> _REQUIRED TASK_:
Check every line of the entries that follow, and copy the ones containing "Graphic".

[Collection entries]
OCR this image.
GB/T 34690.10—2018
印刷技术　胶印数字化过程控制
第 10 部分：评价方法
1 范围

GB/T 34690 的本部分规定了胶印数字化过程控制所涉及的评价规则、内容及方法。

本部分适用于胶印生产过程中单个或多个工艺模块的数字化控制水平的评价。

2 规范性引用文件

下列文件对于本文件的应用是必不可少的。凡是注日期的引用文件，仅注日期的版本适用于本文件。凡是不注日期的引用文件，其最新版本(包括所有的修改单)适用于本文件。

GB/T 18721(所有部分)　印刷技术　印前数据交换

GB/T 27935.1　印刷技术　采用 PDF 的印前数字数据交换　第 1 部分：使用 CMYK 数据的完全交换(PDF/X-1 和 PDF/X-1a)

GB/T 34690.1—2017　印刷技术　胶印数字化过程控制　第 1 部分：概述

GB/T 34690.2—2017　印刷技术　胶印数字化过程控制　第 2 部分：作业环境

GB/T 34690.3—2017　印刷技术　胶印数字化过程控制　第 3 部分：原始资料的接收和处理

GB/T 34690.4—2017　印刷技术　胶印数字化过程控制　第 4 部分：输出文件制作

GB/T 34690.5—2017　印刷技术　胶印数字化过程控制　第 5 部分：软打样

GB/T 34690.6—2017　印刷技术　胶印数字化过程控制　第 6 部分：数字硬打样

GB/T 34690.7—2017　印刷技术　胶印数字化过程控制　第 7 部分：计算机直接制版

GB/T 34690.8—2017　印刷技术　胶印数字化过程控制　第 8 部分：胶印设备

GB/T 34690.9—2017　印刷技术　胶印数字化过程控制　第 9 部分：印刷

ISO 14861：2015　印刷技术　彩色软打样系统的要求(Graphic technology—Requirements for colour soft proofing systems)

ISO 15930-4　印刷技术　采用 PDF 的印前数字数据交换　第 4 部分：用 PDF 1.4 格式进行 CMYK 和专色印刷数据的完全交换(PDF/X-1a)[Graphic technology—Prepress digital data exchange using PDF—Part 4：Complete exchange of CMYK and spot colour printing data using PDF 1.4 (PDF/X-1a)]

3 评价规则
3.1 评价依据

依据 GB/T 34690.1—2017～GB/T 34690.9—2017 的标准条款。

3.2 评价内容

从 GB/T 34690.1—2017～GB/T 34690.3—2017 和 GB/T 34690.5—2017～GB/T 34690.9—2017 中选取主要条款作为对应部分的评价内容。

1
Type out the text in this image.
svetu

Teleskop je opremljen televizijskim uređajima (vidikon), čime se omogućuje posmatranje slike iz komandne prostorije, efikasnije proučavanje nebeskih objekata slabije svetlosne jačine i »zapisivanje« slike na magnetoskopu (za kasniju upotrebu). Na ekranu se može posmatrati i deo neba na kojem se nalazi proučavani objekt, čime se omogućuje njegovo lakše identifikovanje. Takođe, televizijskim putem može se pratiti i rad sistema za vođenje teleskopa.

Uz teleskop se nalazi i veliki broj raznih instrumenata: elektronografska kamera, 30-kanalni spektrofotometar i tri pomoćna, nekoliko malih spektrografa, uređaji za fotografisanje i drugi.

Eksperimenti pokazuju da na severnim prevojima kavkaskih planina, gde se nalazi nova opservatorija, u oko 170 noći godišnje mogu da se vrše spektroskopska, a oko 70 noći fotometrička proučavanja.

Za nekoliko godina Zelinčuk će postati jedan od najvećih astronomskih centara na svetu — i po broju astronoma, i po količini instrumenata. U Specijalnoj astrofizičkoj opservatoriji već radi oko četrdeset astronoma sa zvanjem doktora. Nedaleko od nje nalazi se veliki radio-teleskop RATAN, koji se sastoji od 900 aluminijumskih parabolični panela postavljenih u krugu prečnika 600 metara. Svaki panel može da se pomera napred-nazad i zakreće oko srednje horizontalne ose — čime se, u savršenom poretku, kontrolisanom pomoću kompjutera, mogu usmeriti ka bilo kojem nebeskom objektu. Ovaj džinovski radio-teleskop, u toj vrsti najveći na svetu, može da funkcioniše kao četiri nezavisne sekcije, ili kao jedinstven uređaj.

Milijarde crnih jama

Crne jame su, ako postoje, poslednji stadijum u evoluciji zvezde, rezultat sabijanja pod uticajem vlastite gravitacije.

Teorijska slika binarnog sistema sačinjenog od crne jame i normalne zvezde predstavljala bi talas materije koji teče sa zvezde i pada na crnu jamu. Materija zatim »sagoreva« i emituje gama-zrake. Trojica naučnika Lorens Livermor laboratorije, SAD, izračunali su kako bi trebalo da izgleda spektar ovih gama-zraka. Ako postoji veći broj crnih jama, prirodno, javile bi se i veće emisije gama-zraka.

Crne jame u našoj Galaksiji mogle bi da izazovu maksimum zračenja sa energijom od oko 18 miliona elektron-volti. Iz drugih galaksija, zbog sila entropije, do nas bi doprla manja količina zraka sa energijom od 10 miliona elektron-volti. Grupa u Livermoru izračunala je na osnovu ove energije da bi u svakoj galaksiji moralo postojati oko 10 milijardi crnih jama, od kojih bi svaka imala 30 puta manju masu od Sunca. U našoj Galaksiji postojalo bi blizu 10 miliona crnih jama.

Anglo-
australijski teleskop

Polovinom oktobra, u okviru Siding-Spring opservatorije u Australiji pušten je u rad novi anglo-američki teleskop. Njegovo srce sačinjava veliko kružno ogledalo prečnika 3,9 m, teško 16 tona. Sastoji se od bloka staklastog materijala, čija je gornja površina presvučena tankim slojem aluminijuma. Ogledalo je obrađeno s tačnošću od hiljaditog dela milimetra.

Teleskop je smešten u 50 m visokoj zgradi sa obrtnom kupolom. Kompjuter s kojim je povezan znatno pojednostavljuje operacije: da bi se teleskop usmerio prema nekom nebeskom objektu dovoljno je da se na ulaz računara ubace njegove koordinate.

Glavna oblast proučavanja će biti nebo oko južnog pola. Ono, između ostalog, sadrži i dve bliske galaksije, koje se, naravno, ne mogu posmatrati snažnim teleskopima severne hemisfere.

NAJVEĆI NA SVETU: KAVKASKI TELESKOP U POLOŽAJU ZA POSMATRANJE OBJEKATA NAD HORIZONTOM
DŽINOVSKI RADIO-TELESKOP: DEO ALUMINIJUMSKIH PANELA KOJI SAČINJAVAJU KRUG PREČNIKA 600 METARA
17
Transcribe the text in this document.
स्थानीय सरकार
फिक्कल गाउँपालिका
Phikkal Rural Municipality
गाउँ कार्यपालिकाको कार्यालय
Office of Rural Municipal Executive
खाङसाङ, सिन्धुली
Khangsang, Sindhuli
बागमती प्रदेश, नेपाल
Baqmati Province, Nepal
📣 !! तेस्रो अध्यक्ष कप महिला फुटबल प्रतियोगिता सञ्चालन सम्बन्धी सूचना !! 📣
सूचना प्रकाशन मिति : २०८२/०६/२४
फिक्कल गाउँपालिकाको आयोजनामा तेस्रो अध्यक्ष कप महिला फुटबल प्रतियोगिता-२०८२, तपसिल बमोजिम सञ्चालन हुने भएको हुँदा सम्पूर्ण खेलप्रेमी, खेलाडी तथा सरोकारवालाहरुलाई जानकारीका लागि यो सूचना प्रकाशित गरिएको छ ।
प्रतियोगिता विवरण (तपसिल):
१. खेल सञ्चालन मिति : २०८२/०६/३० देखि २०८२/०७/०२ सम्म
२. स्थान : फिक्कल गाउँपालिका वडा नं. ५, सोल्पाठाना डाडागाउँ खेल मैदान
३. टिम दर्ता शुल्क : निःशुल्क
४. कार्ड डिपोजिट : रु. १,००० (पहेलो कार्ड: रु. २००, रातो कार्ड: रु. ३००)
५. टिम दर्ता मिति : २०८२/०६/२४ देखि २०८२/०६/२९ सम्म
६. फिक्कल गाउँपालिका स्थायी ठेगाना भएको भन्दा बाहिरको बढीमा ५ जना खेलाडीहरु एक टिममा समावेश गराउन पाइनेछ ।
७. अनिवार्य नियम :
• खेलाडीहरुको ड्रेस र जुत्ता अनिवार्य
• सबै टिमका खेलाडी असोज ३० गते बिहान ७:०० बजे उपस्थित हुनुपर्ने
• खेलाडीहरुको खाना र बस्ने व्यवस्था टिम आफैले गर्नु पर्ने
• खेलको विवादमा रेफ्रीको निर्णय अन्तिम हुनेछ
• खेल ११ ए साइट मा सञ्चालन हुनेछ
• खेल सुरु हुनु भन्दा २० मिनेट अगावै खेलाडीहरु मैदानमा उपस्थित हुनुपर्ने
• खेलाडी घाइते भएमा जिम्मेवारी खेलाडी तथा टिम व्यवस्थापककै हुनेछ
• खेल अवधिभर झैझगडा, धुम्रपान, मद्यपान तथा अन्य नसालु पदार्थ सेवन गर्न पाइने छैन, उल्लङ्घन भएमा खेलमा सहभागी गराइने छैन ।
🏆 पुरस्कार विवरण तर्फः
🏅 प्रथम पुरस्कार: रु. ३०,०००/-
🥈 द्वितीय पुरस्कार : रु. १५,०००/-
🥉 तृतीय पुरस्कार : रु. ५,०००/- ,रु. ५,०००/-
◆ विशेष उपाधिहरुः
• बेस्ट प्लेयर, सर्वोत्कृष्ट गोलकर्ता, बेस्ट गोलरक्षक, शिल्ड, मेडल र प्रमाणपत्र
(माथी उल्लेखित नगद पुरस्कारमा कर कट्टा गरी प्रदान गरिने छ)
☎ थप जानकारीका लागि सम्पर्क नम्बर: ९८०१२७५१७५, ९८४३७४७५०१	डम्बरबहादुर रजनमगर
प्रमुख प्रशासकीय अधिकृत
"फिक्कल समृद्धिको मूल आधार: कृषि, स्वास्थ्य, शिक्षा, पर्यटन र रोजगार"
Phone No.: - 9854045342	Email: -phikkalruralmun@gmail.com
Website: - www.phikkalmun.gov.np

> _ANSWER TO THE PROBLEM_:
ISO 14861：2015　印刷技术　彩色软打样系统的要求(Graphic technology—Requirements for colour soft proofing systems)
ISO 15930-4　印刷技术　采用 PDF 的印前数字数据交换　第 4 部分：用 PDF 1.4 格式进行 CMYK 和专色印刷数据的完全交换(PDF/X-1a)[Graphic technology—Prepress digital data exchange using PDF—Part 4：Complete exchange of CMYK and spot colour printing data using PDF 1.4 (PDF/X-1a)]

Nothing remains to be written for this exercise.